---------- RECORDS PROVIDED ----------

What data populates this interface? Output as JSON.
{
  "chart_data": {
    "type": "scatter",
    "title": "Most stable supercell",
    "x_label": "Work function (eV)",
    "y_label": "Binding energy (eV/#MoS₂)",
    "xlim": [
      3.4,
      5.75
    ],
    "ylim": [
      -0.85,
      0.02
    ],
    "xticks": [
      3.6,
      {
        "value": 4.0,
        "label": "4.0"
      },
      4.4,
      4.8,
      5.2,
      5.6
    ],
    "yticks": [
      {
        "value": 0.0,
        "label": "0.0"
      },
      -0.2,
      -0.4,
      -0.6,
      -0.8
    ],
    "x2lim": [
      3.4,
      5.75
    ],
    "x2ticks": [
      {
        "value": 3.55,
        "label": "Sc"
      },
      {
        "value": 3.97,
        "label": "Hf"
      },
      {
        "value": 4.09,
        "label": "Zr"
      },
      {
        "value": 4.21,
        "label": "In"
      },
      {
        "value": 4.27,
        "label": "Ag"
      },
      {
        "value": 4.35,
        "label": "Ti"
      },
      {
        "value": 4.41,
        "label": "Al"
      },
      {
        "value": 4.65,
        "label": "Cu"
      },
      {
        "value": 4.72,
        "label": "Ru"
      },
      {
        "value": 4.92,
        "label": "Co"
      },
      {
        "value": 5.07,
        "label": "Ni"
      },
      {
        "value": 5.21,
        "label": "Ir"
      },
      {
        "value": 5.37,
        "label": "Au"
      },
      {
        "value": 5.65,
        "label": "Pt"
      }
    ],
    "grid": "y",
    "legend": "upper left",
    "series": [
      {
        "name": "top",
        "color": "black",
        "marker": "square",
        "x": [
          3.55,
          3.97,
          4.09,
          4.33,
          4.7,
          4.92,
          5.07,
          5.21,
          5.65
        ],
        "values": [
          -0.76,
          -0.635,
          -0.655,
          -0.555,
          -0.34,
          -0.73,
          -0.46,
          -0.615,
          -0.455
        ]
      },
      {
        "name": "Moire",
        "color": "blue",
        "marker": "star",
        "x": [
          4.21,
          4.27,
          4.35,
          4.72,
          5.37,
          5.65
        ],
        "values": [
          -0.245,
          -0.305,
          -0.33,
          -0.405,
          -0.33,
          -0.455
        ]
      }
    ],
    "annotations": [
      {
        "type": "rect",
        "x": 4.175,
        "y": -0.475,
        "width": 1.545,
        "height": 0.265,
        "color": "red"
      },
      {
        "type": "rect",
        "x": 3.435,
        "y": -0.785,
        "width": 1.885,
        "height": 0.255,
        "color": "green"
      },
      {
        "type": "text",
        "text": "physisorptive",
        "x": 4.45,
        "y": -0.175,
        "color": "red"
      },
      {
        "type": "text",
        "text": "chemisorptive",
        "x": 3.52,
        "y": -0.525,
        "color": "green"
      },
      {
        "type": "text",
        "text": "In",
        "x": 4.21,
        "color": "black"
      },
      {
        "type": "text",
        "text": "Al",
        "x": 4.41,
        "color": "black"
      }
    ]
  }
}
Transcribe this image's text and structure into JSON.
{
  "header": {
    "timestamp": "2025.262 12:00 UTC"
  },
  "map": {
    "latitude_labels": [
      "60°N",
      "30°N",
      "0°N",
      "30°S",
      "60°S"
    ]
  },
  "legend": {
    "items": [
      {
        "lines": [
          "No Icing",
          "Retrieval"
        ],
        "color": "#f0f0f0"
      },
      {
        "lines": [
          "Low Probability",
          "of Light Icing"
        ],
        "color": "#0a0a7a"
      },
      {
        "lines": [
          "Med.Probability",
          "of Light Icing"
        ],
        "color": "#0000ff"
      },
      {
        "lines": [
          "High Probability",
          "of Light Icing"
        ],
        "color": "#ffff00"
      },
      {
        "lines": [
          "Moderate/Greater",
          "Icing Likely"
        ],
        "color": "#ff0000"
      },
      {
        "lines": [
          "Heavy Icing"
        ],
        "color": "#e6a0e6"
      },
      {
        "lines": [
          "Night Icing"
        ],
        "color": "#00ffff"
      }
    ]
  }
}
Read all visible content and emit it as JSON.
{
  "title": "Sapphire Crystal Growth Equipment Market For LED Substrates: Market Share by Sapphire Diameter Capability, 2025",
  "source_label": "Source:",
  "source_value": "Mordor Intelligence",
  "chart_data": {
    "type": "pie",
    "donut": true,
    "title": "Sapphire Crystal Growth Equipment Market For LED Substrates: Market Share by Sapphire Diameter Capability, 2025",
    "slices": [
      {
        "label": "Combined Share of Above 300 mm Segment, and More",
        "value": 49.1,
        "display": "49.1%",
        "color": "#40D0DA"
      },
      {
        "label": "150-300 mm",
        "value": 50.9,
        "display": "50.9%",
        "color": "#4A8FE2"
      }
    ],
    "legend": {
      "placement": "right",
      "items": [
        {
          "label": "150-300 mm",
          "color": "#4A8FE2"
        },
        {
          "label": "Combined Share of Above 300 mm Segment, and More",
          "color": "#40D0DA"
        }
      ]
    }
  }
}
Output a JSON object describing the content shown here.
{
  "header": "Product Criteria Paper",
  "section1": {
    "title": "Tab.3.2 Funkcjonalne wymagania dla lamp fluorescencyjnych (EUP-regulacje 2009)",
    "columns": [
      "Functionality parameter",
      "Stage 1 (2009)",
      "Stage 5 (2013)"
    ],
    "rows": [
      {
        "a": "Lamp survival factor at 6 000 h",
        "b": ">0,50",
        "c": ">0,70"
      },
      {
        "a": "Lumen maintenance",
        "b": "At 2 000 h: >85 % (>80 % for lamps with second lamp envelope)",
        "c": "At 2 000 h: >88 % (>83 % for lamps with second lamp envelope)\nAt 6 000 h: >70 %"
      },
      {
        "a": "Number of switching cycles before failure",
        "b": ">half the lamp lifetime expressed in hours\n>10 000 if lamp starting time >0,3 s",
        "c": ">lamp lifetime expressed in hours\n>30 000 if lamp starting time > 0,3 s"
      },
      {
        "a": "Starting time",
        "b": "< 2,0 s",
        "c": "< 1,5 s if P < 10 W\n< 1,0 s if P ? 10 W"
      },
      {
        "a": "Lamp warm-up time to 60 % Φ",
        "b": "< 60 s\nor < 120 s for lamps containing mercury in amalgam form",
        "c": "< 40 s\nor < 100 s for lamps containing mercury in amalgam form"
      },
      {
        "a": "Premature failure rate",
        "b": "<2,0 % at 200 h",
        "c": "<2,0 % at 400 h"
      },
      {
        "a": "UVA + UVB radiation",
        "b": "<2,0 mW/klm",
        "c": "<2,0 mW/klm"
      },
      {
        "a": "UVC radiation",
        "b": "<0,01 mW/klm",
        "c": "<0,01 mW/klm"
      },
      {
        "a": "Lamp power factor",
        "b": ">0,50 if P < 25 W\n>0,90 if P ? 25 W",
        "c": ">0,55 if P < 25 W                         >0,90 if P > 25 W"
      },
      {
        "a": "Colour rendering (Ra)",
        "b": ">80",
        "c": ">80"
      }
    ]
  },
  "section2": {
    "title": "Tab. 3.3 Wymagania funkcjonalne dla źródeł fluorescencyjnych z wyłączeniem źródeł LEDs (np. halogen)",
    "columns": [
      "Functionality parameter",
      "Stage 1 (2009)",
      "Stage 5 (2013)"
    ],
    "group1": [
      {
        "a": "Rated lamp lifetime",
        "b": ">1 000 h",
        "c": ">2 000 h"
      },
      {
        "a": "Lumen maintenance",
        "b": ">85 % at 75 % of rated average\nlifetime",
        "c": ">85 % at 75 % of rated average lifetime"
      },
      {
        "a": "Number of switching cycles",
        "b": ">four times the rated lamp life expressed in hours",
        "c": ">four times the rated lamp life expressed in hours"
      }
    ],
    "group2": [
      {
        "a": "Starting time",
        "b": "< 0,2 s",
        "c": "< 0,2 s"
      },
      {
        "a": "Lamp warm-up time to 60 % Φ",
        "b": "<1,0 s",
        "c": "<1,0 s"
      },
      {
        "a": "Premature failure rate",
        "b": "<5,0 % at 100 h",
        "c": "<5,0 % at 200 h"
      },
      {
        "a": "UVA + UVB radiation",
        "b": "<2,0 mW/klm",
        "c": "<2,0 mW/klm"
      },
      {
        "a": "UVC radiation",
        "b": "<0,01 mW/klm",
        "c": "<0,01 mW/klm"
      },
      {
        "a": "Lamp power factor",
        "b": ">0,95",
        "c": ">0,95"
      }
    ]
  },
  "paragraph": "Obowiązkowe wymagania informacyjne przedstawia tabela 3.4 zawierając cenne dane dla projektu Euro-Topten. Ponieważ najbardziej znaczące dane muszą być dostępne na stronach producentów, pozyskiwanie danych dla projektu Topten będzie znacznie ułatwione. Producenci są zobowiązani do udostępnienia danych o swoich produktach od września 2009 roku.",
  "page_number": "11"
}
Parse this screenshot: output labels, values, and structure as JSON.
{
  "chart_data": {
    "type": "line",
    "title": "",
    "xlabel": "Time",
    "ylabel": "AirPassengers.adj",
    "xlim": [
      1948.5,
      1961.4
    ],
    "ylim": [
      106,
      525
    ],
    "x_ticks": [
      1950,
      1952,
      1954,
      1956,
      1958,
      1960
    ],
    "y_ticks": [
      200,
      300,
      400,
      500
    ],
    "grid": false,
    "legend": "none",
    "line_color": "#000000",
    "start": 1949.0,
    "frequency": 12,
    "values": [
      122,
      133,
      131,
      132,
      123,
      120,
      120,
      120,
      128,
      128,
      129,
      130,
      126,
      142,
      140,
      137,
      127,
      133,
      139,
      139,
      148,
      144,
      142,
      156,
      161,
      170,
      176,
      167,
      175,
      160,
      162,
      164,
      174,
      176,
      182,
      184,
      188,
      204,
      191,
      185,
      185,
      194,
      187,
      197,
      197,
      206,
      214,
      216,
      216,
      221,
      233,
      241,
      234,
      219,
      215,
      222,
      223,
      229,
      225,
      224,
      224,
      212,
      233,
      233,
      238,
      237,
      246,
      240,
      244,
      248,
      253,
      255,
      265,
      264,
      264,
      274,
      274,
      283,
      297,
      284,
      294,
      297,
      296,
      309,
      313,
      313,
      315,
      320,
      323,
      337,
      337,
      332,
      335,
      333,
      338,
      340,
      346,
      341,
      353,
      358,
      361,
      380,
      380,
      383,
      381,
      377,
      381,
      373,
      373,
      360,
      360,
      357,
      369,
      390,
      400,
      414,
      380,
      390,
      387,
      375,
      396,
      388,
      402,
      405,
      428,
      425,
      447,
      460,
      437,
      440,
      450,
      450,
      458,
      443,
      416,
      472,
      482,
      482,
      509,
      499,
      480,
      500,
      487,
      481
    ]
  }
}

----------

### PROMPT:
Identify all lines in the records above with the word "Growth".

### ANSWER TO THE EXERCISE:
  "title": "Sapphire Crystal Growth Equipment Market For LED Substrates: Market Share by Sapphire Diameter Capability, 2025",
    "title": "Sapphire Crystal Growth Equipment Market For LED Substrates: Market Share by Sapphire Diameter Capability, 2025",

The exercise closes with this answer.